▸ **TASK TO COMPLETE**:
Count lines holding the word "食品科学与工程". Only the number is wanted.

▸ **Dataset records**:
= = =
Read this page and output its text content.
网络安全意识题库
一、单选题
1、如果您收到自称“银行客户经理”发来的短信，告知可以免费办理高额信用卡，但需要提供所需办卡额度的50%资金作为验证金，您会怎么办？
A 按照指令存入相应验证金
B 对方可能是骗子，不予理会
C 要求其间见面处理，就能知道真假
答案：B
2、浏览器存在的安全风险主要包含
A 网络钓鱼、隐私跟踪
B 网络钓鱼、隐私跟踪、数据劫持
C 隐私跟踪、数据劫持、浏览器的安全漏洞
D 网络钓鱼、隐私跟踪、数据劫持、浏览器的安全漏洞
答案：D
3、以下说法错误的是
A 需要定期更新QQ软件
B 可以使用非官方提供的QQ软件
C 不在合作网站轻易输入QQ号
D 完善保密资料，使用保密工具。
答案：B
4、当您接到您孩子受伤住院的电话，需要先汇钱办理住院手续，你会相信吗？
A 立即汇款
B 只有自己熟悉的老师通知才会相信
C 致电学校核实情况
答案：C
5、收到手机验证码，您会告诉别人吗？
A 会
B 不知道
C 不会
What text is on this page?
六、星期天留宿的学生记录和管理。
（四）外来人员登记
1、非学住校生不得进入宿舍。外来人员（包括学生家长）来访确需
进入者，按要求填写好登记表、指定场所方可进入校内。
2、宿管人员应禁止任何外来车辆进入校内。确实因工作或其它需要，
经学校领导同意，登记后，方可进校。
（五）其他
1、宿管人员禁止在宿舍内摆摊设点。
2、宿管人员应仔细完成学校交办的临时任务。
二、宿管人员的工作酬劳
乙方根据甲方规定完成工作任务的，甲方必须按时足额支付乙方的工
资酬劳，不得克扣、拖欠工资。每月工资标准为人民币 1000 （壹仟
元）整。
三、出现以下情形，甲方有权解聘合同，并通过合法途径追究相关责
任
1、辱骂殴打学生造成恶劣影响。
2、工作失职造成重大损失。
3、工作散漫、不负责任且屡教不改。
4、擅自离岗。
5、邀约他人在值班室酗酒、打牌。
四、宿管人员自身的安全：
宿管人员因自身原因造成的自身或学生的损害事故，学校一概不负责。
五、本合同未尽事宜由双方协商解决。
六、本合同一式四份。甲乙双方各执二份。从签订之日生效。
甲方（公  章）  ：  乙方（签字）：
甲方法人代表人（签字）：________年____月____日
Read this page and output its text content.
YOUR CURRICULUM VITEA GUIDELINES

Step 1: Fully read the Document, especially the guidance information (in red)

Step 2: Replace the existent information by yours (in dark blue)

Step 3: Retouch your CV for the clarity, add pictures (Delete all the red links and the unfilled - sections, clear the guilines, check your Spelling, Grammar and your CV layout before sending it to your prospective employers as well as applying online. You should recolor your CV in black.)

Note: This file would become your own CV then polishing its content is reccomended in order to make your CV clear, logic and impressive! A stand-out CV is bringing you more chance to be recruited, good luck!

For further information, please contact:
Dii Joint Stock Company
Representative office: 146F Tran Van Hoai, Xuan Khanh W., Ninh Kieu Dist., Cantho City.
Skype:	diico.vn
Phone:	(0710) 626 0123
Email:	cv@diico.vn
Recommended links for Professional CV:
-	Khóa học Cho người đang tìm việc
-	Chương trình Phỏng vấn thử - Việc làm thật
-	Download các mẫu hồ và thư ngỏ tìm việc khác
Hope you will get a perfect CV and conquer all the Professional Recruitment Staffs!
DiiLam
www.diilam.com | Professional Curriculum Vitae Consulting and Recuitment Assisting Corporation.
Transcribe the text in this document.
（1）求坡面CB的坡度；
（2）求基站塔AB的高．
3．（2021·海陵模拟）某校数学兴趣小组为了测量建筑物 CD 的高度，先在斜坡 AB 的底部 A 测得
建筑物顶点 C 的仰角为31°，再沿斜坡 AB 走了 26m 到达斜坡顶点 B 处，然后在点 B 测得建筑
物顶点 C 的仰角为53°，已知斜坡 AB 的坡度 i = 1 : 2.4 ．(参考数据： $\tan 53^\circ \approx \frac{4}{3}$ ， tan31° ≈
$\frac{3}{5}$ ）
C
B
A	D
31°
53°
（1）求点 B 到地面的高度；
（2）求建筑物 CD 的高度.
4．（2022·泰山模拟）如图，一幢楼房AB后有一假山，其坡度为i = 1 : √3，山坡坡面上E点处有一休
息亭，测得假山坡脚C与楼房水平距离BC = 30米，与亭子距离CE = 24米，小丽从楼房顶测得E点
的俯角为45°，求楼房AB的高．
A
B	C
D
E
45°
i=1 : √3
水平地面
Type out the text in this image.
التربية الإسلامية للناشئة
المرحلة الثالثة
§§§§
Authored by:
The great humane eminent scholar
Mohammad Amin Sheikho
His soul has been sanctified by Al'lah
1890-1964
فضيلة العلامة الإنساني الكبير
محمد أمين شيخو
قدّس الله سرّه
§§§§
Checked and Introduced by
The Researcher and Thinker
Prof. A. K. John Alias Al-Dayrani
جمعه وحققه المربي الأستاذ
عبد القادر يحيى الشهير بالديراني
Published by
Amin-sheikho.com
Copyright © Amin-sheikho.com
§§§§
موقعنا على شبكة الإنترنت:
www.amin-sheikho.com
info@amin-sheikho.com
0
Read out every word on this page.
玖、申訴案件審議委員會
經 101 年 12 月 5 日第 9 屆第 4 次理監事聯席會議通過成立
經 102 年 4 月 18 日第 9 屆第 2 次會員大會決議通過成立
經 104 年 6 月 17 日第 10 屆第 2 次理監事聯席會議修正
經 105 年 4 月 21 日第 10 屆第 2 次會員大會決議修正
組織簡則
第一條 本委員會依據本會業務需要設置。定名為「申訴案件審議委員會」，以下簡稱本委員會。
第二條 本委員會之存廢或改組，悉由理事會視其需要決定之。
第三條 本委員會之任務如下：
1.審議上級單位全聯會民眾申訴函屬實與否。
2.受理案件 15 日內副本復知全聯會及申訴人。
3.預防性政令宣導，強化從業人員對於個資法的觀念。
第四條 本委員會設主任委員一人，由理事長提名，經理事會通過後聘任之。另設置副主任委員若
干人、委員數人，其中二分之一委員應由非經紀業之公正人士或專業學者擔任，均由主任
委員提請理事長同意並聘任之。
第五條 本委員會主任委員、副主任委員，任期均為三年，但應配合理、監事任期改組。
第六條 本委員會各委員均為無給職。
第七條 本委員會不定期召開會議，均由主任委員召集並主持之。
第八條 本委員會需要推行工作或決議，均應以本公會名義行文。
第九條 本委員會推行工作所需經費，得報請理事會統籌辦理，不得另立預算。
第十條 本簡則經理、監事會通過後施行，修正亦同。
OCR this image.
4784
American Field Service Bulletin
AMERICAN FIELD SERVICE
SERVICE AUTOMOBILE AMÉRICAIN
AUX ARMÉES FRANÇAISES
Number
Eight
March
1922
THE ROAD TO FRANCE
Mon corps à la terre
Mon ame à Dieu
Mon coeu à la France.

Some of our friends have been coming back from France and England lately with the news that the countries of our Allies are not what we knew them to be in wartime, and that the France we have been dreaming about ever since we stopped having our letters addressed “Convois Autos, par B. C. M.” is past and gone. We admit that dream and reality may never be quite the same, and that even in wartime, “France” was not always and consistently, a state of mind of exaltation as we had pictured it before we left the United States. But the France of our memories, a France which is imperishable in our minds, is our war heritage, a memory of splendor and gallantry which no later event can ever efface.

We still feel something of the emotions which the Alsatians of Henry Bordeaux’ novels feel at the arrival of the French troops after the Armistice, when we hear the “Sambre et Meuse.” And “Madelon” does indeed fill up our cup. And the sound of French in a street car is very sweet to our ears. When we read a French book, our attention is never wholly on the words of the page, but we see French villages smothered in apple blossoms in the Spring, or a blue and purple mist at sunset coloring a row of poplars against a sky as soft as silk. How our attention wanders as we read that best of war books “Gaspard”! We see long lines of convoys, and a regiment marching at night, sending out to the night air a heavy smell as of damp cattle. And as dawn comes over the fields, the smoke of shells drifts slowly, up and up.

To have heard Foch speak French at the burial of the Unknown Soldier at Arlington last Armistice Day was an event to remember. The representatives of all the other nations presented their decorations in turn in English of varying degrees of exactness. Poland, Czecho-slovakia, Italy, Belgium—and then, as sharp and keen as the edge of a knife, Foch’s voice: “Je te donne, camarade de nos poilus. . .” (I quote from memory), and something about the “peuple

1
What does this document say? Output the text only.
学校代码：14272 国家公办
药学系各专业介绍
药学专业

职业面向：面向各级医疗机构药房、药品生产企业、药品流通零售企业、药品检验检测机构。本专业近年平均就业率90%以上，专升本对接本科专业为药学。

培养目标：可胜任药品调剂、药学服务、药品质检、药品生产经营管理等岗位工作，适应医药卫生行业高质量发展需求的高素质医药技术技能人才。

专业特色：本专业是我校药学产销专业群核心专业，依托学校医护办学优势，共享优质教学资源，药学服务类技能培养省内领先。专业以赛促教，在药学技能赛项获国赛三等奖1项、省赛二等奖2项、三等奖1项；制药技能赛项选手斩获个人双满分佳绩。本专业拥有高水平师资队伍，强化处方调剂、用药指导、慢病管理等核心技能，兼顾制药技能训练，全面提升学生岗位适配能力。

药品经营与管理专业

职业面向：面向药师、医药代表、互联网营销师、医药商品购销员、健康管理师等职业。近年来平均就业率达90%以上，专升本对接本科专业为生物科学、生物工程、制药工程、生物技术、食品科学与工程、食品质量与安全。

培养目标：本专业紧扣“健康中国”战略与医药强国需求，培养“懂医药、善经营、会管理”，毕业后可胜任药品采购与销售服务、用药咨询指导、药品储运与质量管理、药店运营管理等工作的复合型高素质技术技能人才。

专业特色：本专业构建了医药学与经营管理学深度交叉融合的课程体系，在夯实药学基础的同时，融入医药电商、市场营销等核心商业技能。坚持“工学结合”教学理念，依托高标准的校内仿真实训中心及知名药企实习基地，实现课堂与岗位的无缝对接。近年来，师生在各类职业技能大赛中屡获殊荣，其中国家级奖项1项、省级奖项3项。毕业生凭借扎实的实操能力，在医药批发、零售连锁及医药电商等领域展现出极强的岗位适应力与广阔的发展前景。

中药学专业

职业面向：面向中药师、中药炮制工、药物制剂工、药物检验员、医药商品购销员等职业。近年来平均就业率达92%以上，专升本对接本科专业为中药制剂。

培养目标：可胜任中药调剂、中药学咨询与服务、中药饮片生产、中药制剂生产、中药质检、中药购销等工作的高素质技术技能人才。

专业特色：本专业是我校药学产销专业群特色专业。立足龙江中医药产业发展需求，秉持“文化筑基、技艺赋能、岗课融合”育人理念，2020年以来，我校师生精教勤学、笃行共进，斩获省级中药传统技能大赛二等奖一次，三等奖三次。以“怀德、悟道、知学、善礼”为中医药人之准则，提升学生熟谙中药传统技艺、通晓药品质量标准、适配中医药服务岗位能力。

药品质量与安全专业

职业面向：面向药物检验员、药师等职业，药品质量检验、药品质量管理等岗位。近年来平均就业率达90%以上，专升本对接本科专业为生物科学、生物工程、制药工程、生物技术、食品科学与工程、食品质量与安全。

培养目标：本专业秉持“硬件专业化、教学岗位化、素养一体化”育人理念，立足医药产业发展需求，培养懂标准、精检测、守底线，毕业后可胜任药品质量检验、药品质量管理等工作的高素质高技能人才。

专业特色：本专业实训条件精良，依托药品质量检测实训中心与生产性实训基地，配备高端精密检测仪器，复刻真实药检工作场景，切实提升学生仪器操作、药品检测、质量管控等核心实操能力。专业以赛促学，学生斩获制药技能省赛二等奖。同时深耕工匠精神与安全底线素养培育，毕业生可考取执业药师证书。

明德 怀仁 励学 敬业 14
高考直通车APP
= = =
▸ **EXERCISE ANSWER**:
2